> [Text passage]

Start by extracting the carbon rod from the centre of an AA zinc/carbon battery. Clean it, clean everything else, then boil the rod in water for a few minutes to get the last of the battery compounds out of it. Break into two pieces, notch the ends with a file, wrap and tightly twist a wire into each notch, then embed the whole thing in your favourite waterproof plastic leaving a couple of millimetres of each rod sticking out about 10mm apart. That’s your sensor.IMAG0021

The wiring is easy: One electrode is wired to A0 on the Arduino, the other to A1. A 2K2 resistor (red, red, red bands) is used to connect D2 to A0, and another connects D3 and A1. That’s it. Load the code below into your Arduino and you’re off.

Calibration is a bit tricky, and unless you have EC buffer solutions handy, you’ll want to borrow a real EC meter. We use CF units rather than EC units because they’re largish integers which both the Arduino and humans find easier to relate to. Run the code below and call up the Arduino serial monitor (under “Tools” in the IDE) to see the sensor values your setup is measuring. Dunk sensor in pure water to get the ‘baseValue’, and edit it in. The ‘cfTable’ consists of a series of [sensor reading,CF reading] pairs. Mix up slightly salty water, measure it’s CF value with the real EC meter, and then test it with your homemade probe. Use a range of CF values as we have, and if you expand or reduce the table do remember to alter the TABLE_ENTRIES count.

Feel free to hack the code to return more convenient data for your automation system, or use A0-A3 for the pins to simplify the wiring. The important thing is to remember to call the neutral() routine as soon as the measurements are done to turn off the sensor and prevent chemistry happening. It’s all GPL’d. Enjoy.

/*
  CF Meter (or EC meter) for aqueous nutrient measurement.

[Collected data]
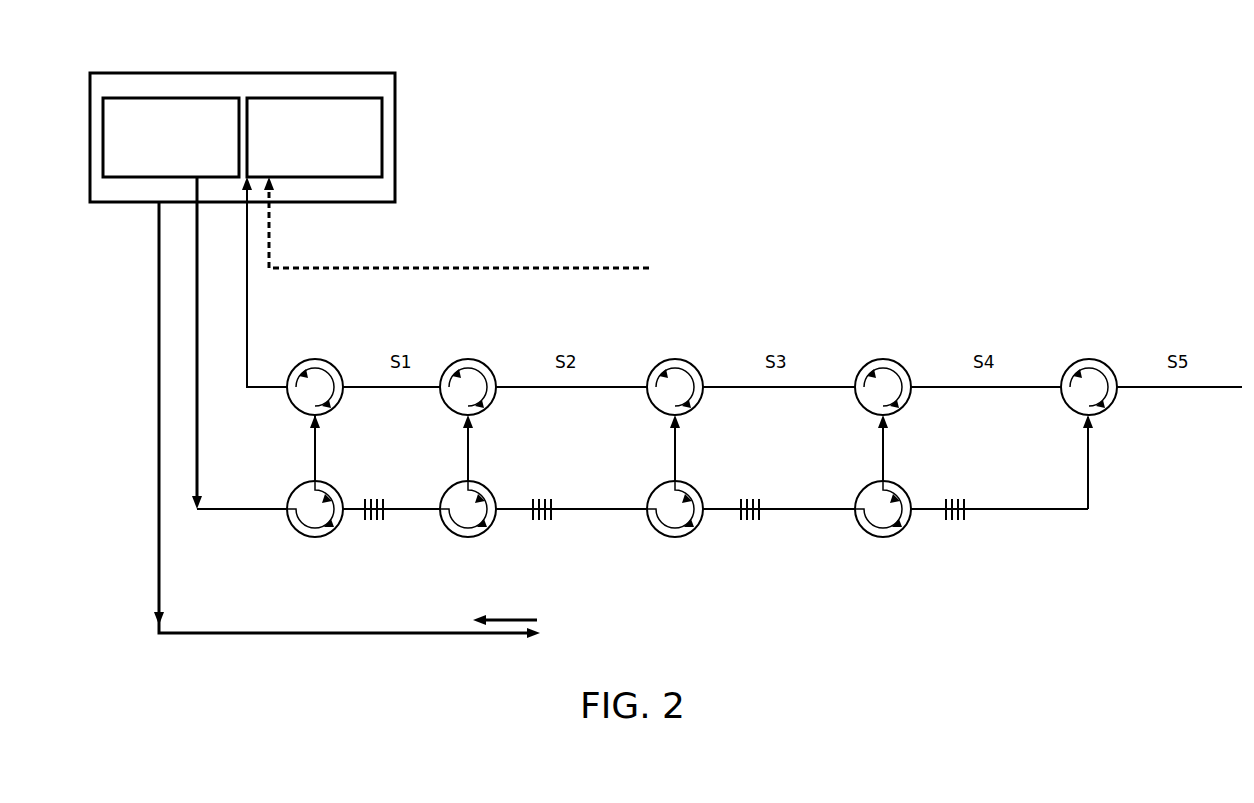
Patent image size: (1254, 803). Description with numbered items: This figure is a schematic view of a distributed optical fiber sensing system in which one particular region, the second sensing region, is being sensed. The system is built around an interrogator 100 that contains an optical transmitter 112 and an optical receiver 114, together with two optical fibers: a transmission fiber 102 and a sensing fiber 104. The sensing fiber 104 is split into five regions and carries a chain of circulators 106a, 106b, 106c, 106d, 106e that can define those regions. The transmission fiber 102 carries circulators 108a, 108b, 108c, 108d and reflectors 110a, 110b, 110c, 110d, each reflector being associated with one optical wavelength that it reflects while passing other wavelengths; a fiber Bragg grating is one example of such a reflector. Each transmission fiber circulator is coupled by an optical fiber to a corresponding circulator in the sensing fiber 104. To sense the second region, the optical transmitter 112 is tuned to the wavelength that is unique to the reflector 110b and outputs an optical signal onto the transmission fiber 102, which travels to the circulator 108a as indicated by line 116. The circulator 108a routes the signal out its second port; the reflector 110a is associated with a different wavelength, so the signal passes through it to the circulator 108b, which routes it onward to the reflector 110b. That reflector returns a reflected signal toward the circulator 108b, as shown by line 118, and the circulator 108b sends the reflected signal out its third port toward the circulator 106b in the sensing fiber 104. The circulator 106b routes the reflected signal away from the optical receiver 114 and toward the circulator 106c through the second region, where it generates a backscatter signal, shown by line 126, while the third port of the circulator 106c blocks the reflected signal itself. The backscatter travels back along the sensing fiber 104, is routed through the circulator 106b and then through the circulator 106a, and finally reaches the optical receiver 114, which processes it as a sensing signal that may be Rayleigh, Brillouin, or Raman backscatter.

The interrogator 100 is at (340, 73).
The transmission fiber 102 is at (198, 365).
The sensing fiber 104 is at (247, 321).
The circulator 106a is at (340, 366).
The circulator 106b is at (466, 362).
The circulator 106c is at (682, 360).
The circulator 106d is at (890, 360).
The circulator 106e is at (1091, 360).
The circulator 108a is at (318, 538).
The circulator 108b is at (465, 538).
The circulator 108c is at (672, 537).
The circulator 108d is at (883, 537).
The reflector 110a is at (383, 520).
The reflector 110b is at (551, 520).
The reflector 110c is at (760, 520).
The reflector 110d is at (965, 520).
The optical transmitter 112 is at (140, 98).
The optical receiver 114 is at (382, 139).
The line 116 is at (384, 640).
The line 118 is at (545, 617).
The line 126 is at (510, 268).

> [What to work on]
- 1) Summarize the conductivity meter text in two sentences.
- 2) Based on the conductivity meter text, answer yes or no to each statement, and quote the words that decide it: (a) The carbon rod is boiled in water for a few minutes. (b) The code works in EC units rather than CF units. (c) The resistors that link the digital pins to the electrode pins are 10K.
- 3) Return the part of the conductivity meter text between "Calibration is a" and "the TABLE_ENTRIES count.", inclusive.

> [Solutions to the problems]
- 1) A sensor is made from the carbon rod of an AA zinc/carbon battery, which is cleaned, boiled, broken in two and wired, with both pieces embedded in waterproof plastic so the tips stick out about 10mm apart. The electrodes connect to A0 and A1 on an Arduino through 2K2 resistors from D2 and D3, calibration uses a pure-water 'baseValue' plus a table of sensor and CF reading pairs checked against a real EC meter, and the neutral() routine must be called after measuring to turn off the sensor.

- 2)
(a) Yes: "boil the rod in water for a few minutes"
(b) No: "We use CF units rather than EC units"
(c) No: "A 2K2 resistor (red, red, red bands) is used to connect D2 to A0"

- 3)
Calibration is a bit tricky, and unless you have EC buffer solutions handy, you’ll want to borrow a real EC meter. We use CF units rather than EC units because they’re largish integers which both the Arduino and humans find easier to relate to. Run the code below and call up the Arduino serial monitor (under “Tools” in the IDE) to see the sensor values your setup is measuring. Dunk sensor in pure water to get the ‘baseValue’, and edit it in. The ‘cfTable’ consists of a series of [sensor reading,CF reading] pairs. Mix up slightly salty water, measure it’s CF value with the real EC meter, and then test it with your homemade probe. Use a range of CF values as we have, and if you expand or reduce the table do remember to alter the TABLE_ENTRIES count.